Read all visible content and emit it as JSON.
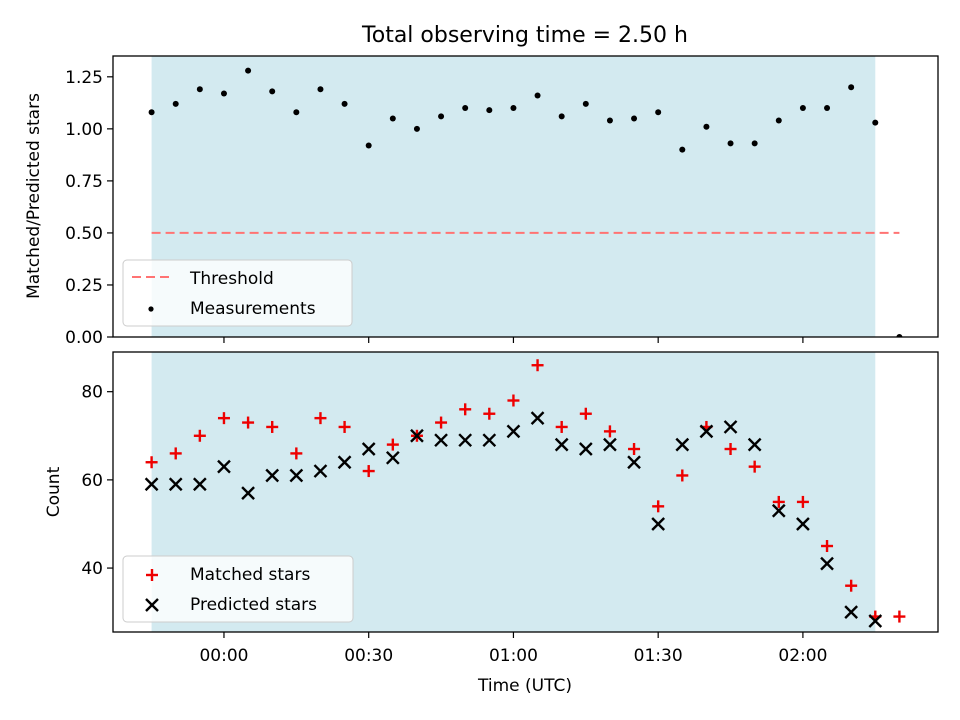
{
  "colors": {
    "shade": "#b3dbe6",
    "threshold": "#ff7373",
    "measurement": "#000000",
    "matched": "#ee0000",
    "predicted": "#000000"
  },
  "chart_data": [
    {
      "type": "scatter",
      "title": "Total observing time = 2.50 h",
      "ylabel": "Matched/Predicted stars",
      "xlabel": "",
      "ylim": [
        0,
        1.35
      ],
      "yticks": [
        0,
        0.25,
        0.5,
        0.75,
        1.0,
        1.25
      ],
      "ytick_labels": [
        "0.00",
        "0.25",
        "0.50",
        "0.75",
        "1.00",
        "1.25"
      ],
      "x_unit": "minutes since 00:00 UTC",
      "xlim": [
        -23,
        148
      ],
      "shaded_interval": [
        -15,
        135
      ],
      "threshold": {
        "name": "Threshold",
        "value": 0.5,
        "x_range": [
          -15,
          140
        ],
        "style": "dashed"
      },
      "series": [
        {
          "name": "Measurements",
          "marker": "dot",
          "x": [
            -15,
            -10,
            -5,
            0,
            5,
            10,
            15,
            20,
            25,
            30,
            35,
            40,
            45,
            50,
            55,
            60,
            65,
            70,
            75,
            80,
            85,
            90,
            95,
            100,
            105,
            110,
            115,
            120,
            125,
            130,
            135,
            140
          ],
          "y": [
            1.08,
            1.12,
            1.19,
            1.17,
            1.28,
            1.18,
            1.08,
            1.19,
            1.12,
            0.92,
            1.05,
            1.0,
            1.06,
            1.1,
            1.09,
            1.1,
            1.16,
            1.06,
            1.12,
            1.04,
            1.05,
            1.08,
            0.9,
            1.01,
            0.93,
            0.93,
            1.04,
            1.1,
            1.1,
            1.2,
            1.03,
            0.0
          ]
        }
      ],
      "legend": {
        "placement": "lower-left",
        "entries": [
          "Threshold",
          "Measurements"
        ]
      }
    },
    {
      "type": "scatter",
      "title": "",
      "ylabel": "Count",
      "xlabel": "Time (UTC)",
      "ylim": [
        25.5,
        89
      ],
      "yticks": [
        40,
        60,
        80
      ],
      "ytick_labels": [
        "40",
        "60",
        "80"
      ],
      "xlim": [
        -23,
        148
      ],
      "xticks": [
        0,
        30,
        60,
        90,
        120
      ],
      "xtick_labels": [
        "00:00",
        "00:30",
        "01:00",
        "01:30",
        "02:00"
      ],
      "shaded_interval": [
        -15,
        135
      ],
      "series": [
        {
          "name": "Matched stars",
          "marker": "plus",
          "x": [
            -15,
            -10,
            -5,
            0,
            5,
            10,
            15,
            20,
            25,
            30,
            35,
            40,
            45,
            50,
            55,
            60,
            65,
            70,
            75,
            80,
            85,
            90,
            95,
            100,
            105,
            110,
            115,
            120,
            125,
            130,
            135,
            140
          ],
          "y": [
            64,
            66,
            70,
            74,
            73,
            72,
            66,
            74,
            72,
            62,
            68,
            70,
            73,
            76,
            75,
            78,
            86,
            72,
            75,
            71,
            67,
            54,
            61,
            72,
            67,
            63,
            55,
            55,
            45,
            36,
            29,
            29
          ]
        },
        {
          "name": "Predicted stars",
          "marker": "x",
          "x": [
            -15,
            -10,
            -5,
            0,
            5,
            10,
            15,
            20,
            25,
            30,
            35,
            40,
            45,
            50,
            55,
            60,
            65,
            70,
            75,
            80,
            85,
            90,
            95,
            100,
            105,
            110,
            115,
            120,
            125,
            130,
            135
          ],
          "y": [
            59,
            59,
            59,
            63,
            57,
            61,
            61,
            62,
            64,
            67,
            65,
            70,
            69,
            69,
            69,
            71,
            74,
            68,
            67,
            68,
            64,
            50,
            68,
            71,
            72,
            68,
            53,
            50,
            41,
            30,
            28
          ]
        }
      ],
      "legend": {
        "placement": "lower-left",
        "entries": [
          "Matched stars",
          "Predicted stars"
        ]
      }
    }
  ]
}
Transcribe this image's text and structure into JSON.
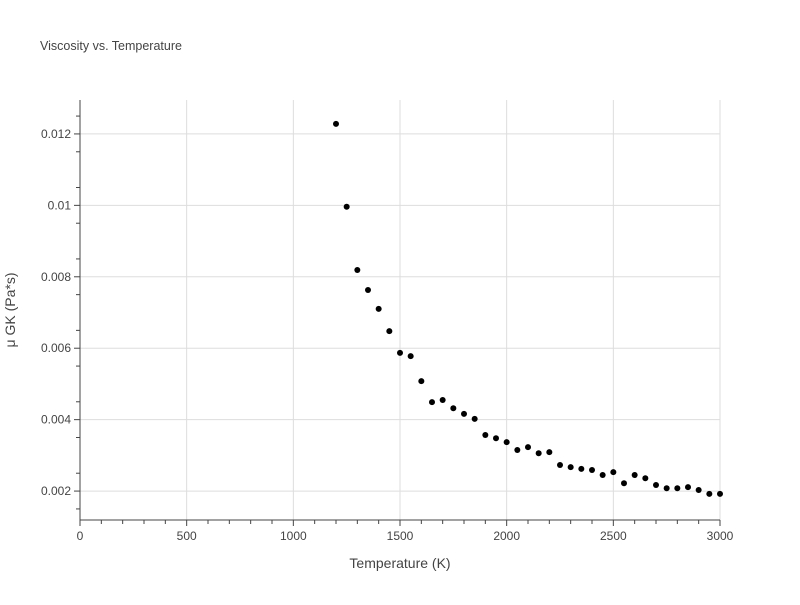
----------
### Prompt
Pick out the lines above containing the word "ylabel", then copy them.

### Task response
      "ylabel": "Matched/Predicted stars",
      "ylabel": "Count",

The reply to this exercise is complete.